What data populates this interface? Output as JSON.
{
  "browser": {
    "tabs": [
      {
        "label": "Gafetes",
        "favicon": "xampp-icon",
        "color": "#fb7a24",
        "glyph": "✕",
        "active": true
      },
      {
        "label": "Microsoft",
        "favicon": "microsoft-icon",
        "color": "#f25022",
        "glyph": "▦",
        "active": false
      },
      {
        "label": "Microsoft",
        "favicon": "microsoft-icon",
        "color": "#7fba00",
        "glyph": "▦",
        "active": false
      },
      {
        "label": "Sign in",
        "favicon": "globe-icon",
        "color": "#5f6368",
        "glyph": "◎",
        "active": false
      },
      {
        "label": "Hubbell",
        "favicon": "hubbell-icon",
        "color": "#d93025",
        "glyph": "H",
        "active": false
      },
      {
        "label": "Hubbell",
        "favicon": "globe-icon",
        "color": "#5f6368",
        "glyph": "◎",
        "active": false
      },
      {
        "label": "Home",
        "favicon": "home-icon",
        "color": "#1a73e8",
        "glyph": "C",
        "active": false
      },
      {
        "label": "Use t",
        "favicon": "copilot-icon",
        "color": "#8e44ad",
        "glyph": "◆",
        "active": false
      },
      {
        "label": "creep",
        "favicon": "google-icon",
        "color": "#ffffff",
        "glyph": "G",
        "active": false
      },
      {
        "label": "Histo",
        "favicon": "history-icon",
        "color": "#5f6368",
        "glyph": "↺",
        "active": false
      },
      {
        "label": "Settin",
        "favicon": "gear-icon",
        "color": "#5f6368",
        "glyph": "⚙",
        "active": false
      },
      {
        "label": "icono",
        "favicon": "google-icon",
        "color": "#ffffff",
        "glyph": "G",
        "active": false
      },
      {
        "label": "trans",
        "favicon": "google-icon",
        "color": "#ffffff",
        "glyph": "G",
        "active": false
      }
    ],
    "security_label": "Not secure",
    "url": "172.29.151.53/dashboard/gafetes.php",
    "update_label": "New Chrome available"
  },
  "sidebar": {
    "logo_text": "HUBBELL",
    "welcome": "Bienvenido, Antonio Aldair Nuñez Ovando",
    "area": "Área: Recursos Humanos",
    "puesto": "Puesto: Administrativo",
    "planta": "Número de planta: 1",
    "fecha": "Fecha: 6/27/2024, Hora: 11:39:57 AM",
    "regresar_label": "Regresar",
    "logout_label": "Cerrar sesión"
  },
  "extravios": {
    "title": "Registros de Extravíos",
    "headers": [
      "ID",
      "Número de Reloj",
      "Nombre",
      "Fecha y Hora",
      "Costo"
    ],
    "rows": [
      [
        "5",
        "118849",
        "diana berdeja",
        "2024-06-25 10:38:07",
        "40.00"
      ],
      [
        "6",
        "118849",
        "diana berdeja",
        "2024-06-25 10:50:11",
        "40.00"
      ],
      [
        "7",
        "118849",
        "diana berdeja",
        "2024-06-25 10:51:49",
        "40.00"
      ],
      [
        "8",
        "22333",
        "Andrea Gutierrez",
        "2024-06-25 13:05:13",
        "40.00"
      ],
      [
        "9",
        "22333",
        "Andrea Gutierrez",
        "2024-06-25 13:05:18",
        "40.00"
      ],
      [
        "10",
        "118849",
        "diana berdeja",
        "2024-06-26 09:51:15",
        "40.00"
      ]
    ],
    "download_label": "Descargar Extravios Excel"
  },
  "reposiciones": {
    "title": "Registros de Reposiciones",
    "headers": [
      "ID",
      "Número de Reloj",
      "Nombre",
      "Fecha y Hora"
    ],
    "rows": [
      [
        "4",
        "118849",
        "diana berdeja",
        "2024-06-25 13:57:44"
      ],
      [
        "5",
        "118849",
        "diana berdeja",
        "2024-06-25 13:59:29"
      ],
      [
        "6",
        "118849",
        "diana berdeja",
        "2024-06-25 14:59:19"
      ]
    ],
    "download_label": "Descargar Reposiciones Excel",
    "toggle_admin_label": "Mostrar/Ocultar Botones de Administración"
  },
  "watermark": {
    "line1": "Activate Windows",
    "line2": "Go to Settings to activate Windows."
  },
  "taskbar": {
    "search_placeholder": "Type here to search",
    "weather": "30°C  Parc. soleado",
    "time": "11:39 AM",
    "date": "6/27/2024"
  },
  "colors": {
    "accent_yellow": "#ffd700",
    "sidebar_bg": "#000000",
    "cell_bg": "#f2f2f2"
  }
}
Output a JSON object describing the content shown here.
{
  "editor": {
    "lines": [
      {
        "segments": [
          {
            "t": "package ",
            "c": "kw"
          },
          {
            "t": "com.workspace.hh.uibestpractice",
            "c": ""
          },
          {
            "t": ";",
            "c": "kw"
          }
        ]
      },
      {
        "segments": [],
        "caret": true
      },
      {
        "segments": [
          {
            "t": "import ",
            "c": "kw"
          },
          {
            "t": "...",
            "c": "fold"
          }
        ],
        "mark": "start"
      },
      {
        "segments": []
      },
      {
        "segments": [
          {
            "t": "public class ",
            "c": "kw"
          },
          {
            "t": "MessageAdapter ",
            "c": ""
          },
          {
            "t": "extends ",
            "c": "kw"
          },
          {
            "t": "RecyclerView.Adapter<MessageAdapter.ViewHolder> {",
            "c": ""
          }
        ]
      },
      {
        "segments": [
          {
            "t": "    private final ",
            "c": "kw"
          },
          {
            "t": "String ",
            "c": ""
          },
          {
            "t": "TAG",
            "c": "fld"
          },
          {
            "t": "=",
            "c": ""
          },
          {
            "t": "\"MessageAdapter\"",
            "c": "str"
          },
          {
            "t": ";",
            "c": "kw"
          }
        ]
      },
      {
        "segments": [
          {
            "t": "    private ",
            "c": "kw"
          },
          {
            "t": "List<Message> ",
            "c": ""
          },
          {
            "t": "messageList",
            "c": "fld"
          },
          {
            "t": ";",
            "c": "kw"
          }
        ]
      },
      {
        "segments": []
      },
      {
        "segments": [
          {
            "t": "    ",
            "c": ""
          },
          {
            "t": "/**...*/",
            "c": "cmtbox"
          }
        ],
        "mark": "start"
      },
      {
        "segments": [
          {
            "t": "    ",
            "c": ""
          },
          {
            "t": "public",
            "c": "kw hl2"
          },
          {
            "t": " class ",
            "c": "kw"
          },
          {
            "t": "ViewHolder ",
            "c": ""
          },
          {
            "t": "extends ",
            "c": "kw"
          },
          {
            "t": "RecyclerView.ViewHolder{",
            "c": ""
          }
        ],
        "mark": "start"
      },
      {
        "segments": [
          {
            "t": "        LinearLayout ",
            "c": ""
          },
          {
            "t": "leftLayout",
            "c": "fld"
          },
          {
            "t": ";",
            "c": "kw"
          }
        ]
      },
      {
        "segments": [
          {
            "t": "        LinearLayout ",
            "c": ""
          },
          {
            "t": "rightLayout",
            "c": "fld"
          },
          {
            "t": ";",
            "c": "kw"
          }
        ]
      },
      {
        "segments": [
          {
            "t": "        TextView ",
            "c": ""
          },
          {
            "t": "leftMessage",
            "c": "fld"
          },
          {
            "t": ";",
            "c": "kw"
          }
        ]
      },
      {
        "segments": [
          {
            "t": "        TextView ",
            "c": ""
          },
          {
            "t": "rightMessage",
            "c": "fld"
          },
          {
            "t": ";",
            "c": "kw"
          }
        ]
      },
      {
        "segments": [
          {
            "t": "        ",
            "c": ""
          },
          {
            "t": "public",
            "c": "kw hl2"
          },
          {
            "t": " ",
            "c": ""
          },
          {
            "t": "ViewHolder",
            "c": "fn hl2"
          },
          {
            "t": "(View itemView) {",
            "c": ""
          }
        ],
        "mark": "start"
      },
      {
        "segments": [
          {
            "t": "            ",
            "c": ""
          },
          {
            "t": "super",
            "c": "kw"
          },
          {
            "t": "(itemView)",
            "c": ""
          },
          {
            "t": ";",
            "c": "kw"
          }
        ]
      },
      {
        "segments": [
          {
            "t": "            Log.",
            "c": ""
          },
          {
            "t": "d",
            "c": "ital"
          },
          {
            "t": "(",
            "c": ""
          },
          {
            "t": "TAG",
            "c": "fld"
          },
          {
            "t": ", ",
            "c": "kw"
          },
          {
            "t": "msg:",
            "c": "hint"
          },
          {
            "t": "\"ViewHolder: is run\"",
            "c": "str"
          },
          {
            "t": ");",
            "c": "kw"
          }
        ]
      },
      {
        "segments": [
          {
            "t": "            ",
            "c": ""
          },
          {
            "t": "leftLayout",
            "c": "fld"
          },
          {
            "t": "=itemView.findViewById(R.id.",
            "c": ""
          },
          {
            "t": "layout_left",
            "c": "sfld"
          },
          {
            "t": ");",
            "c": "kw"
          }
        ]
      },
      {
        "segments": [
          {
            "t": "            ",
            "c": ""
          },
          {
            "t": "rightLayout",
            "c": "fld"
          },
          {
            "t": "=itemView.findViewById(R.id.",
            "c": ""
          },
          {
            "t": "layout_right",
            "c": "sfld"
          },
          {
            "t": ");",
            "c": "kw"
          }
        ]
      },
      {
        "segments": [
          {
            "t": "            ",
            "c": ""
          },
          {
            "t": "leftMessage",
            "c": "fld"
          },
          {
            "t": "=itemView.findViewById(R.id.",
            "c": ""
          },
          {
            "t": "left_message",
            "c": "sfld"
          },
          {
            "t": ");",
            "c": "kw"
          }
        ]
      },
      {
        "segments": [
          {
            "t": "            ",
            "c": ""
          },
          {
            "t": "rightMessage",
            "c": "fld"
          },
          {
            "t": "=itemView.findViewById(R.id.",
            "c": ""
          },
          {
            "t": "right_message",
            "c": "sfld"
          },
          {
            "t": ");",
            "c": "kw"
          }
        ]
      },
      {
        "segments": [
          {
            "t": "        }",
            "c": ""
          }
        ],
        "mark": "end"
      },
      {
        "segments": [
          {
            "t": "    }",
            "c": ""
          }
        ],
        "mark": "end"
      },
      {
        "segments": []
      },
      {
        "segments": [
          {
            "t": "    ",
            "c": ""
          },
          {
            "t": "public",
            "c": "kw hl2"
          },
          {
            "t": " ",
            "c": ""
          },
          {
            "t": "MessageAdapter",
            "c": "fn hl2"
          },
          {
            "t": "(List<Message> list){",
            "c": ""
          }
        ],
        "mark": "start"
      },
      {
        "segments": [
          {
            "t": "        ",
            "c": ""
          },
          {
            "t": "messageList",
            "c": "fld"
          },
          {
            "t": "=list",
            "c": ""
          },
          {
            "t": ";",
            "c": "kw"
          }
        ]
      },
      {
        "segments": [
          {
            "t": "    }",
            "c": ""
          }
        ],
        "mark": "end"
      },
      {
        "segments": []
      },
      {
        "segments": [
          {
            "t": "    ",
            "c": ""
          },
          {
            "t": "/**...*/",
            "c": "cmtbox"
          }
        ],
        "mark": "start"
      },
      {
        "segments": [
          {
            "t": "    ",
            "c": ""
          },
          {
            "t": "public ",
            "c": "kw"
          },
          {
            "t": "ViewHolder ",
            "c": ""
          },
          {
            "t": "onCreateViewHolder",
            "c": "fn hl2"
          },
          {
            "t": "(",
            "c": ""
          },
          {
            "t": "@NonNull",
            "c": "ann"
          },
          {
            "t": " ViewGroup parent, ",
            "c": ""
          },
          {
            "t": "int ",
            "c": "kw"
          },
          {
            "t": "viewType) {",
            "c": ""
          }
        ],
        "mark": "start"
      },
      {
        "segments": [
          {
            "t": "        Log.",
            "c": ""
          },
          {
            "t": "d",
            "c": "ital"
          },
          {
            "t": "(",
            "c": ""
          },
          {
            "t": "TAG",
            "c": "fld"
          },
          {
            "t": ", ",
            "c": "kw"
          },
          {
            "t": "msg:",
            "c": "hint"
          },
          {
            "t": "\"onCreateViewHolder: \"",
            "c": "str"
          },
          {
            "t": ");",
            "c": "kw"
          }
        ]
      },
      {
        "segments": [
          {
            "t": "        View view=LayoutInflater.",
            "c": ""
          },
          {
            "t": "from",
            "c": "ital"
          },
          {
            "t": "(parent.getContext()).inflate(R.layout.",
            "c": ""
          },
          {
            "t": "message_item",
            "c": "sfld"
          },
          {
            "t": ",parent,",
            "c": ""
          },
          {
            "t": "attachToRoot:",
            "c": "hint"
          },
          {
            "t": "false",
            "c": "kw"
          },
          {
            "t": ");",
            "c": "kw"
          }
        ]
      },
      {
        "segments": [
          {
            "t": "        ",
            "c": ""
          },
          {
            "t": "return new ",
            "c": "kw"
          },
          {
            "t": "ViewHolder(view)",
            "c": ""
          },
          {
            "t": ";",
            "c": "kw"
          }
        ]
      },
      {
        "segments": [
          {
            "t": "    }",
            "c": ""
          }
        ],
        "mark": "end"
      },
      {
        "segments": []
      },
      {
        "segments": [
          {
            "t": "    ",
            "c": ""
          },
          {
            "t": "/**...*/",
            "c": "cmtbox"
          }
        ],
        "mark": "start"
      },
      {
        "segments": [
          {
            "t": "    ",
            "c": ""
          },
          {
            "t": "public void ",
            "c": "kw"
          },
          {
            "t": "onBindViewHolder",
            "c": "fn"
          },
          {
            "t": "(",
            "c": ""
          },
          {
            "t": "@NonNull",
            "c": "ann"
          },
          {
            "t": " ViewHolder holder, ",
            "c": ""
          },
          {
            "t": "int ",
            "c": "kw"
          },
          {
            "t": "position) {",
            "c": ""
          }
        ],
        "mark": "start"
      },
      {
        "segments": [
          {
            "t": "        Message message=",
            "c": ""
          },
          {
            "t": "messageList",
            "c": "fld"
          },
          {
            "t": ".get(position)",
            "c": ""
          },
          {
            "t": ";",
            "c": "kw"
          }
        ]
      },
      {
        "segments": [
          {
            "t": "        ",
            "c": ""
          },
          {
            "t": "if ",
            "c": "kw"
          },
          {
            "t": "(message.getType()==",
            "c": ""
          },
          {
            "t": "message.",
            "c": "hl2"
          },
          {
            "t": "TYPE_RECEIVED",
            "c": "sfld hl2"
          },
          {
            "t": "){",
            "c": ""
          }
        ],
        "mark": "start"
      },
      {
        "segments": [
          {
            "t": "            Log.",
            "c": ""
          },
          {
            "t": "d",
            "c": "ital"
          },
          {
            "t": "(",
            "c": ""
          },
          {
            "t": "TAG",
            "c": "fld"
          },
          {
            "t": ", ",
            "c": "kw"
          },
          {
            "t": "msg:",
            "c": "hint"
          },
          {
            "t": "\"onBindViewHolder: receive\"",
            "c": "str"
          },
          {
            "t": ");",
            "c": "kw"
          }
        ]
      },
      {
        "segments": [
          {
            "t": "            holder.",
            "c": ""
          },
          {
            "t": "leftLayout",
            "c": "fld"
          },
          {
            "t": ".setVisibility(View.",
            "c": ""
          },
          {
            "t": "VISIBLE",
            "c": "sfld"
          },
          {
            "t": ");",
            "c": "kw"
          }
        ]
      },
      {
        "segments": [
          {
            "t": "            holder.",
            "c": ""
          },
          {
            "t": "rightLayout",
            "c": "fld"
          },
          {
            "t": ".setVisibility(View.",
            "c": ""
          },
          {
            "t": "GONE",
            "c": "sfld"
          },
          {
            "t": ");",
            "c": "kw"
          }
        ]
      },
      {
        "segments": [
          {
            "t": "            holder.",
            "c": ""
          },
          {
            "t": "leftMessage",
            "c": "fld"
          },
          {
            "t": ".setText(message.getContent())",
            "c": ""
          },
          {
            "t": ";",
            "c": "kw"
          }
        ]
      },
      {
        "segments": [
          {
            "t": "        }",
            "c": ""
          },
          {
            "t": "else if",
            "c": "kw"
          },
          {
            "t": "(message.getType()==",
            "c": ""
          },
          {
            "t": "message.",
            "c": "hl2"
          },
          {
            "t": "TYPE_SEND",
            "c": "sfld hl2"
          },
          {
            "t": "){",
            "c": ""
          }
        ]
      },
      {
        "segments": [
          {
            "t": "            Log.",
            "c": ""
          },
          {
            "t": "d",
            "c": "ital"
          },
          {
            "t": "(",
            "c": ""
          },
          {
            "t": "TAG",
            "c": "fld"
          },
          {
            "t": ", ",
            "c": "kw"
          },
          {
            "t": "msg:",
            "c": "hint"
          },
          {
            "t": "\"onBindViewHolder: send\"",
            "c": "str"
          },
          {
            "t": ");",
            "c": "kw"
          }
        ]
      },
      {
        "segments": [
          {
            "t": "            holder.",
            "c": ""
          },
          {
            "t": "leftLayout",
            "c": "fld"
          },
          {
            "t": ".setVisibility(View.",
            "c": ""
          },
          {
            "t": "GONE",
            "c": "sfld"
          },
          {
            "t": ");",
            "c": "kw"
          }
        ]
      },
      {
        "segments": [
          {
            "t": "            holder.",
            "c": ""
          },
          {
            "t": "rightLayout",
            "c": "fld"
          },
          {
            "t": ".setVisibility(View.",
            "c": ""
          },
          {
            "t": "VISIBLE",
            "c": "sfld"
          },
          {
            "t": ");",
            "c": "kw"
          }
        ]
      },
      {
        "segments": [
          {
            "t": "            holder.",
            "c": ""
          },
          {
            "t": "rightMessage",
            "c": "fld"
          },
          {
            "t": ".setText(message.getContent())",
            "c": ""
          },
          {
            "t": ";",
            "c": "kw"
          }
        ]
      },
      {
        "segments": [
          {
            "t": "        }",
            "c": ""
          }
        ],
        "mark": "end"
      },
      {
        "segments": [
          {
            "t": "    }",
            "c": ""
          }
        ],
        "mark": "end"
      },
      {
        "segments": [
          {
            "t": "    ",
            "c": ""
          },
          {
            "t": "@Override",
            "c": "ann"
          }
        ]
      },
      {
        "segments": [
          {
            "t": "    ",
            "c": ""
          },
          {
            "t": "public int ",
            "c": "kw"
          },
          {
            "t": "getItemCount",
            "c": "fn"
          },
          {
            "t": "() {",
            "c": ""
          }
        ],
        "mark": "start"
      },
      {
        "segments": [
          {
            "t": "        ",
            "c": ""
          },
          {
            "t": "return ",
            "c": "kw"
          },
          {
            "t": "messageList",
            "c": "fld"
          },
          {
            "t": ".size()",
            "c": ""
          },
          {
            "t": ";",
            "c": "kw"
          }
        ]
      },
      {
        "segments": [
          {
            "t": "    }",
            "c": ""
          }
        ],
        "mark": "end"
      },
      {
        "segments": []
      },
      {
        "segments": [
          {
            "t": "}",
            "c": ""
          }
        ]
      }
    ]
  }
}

+ + + +

> _Written request_
From the data above, gather every line that includes the word "here".

> _Exercise response_
    "search_placeholder": "Type here to search",
Output a JSON object describing the content shown here.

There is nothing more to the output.